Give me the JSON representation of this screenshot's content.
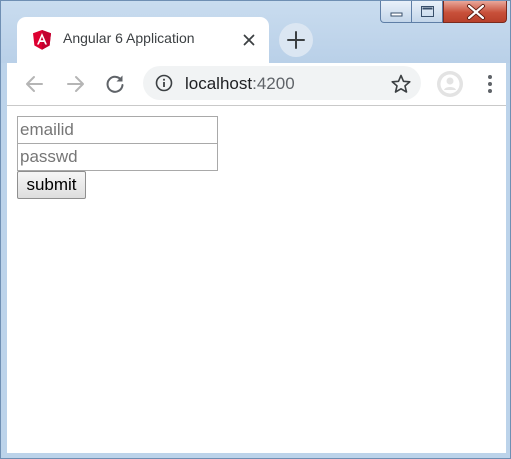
{
  "window": {
    "controls": {
      "minimize_icon": "minimize-icon",
      "maximize_icon": "maximize-icon",
      "close_icon": "close-icon"
    }
  },
  "tab": {
    "title": "Angular 6 Application",
    "favicon": "angular-logo-icon",
    "favicon_color": "#dd0031"
  },
  "toolbar": {
    "url_host": "localhost",
    "url_port": ":4200",
    "icons": [
      "back-icon",
      "forward-icon",
      "reload-icon",
      "info-icon",
      "star-icon",
      "profile-icon",
      "menu-icon"
    ]
  },
  "form": {
    "email": {
      "value": "",
      "placeholder": "emailid"
    },
    "password": {
      "value": "",
      "placeholder": "passwd"
    },
    "submit_label": "submit"
  }
}
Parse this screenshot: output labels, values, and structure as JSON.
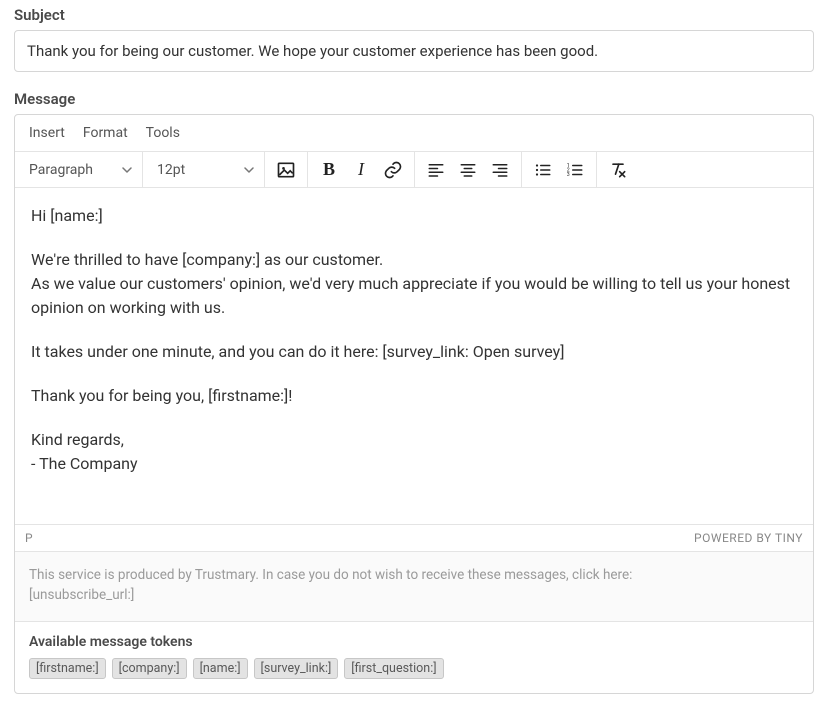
{
  "subject": {
    "label": "Subject",
    "value": "Thank you for being our customer. We hope your customer experience has been good."
  },
  "message": {
    "label": "Message"
  },
  "menubar": {
    "insert": "Insert",
    "format": "Format",
    "tools": "Tools"
  },
  "toolbar": {
    "blockformat": "Paragraph",
    "fontsize": "12pt"
  },
  "body": {
    "greeting": "Hi [name:]",
    "line1": "We're thrilled to have [company:] as our customer.",
    "line2": "As we value our customers' opinion, we'd very much appreciate if you would be willing to tell us your honest opinion on working with us.",
    "line3": "It takes under one minute, and you can do it here: [survey_link: Open survey]",
    "line4": "Thank you for being you, [firstname:]!",
    "signoff1": "Kind regards,",
    "signoff2": "- The Company"
  },
  "statusbar": {
    "path": "P",
    "branding": "POWERED BY TINY"
  },
  "disclaimer": {
    "line1": "This service is produced by Trustmary. In case you do not wish to receive these messages, click here:",
    "line2": "[unsubscribe_url:]"
  },
  "tokens": {
    "title": "Available message tokens",
    "items": [
      "[firstname:]",
      "[company:]",
      "[name:]",
      "[survey_link:]",
      "[first_question:]"
    ]
  }
}
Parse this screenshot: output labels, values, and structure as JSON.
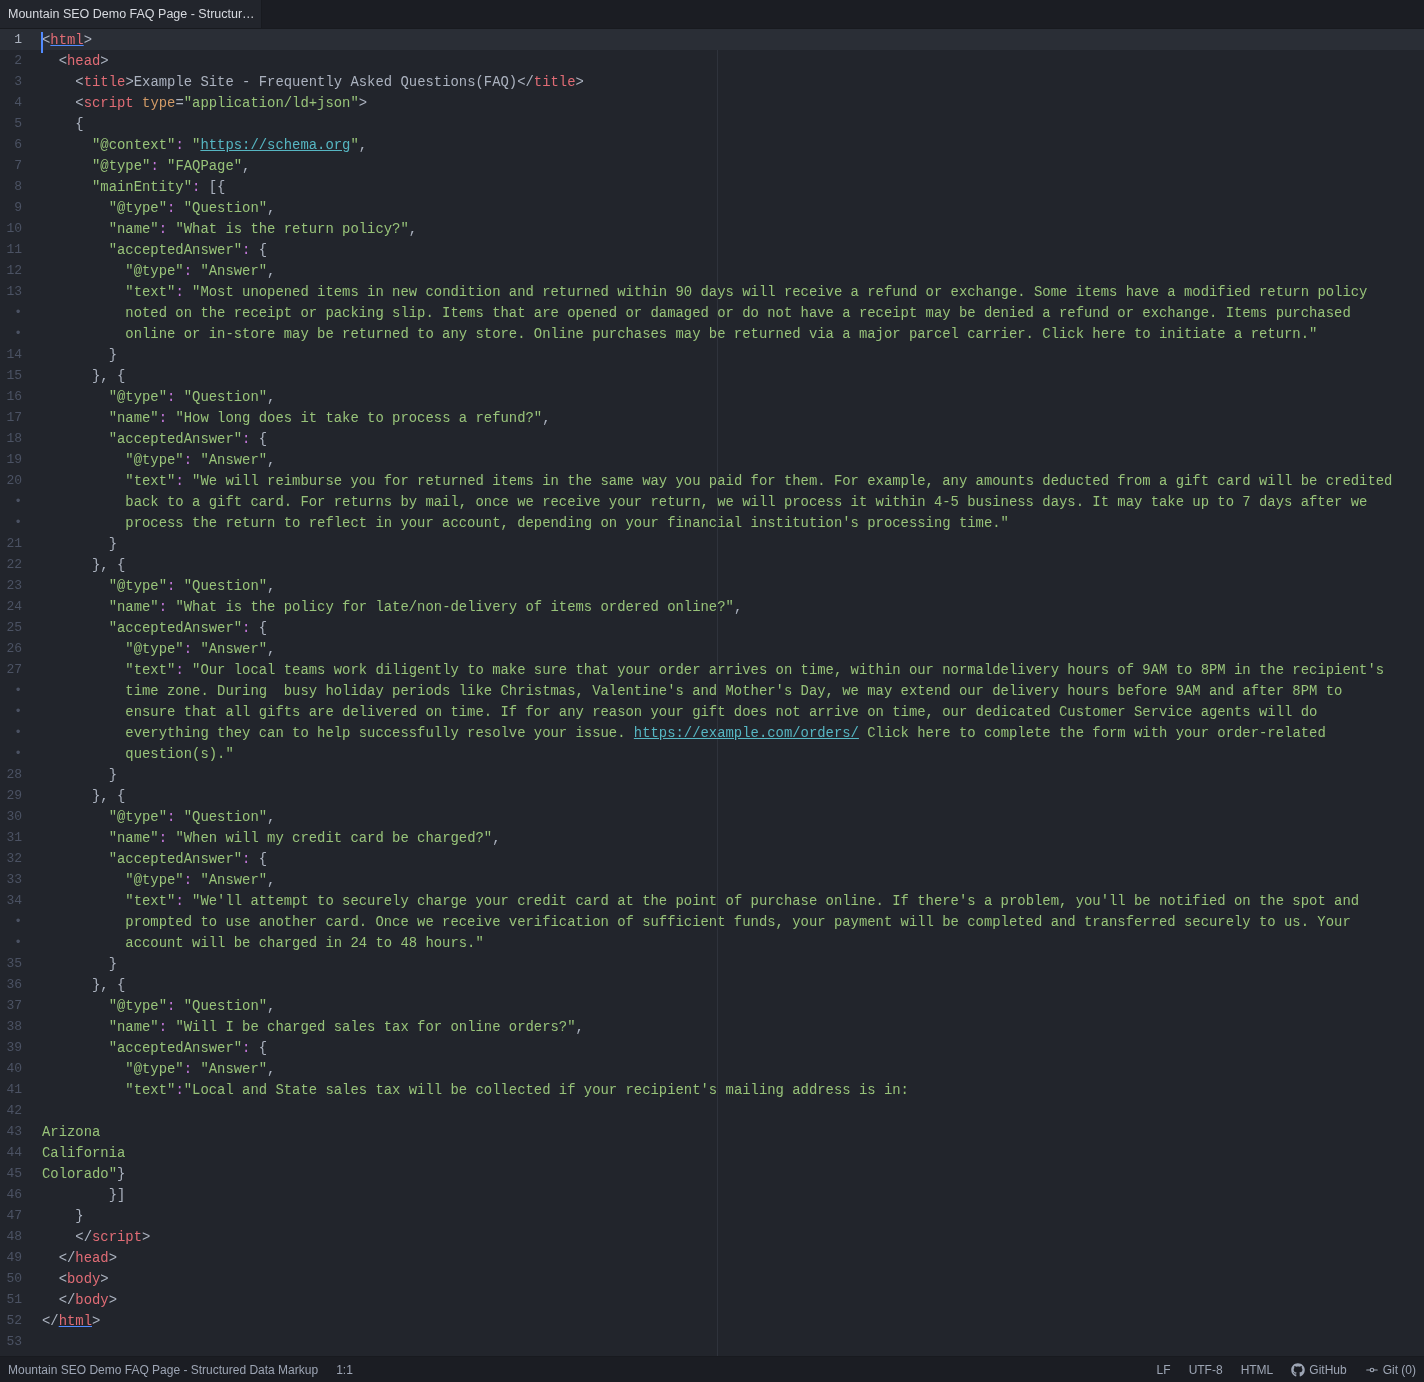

☆ ☆ ☆ ☆

◆ WHAT YOU WILL DO:
Gather up every line in the data above that contains the word "here", copying each one.

◆ OUTPUT:
    "line3": "It takes under one minute, and you can do it here: [survey_link: Open survey]",
    "line1": "This service is produced by Trustmary. In case you do not wish to receive these messages, click here:",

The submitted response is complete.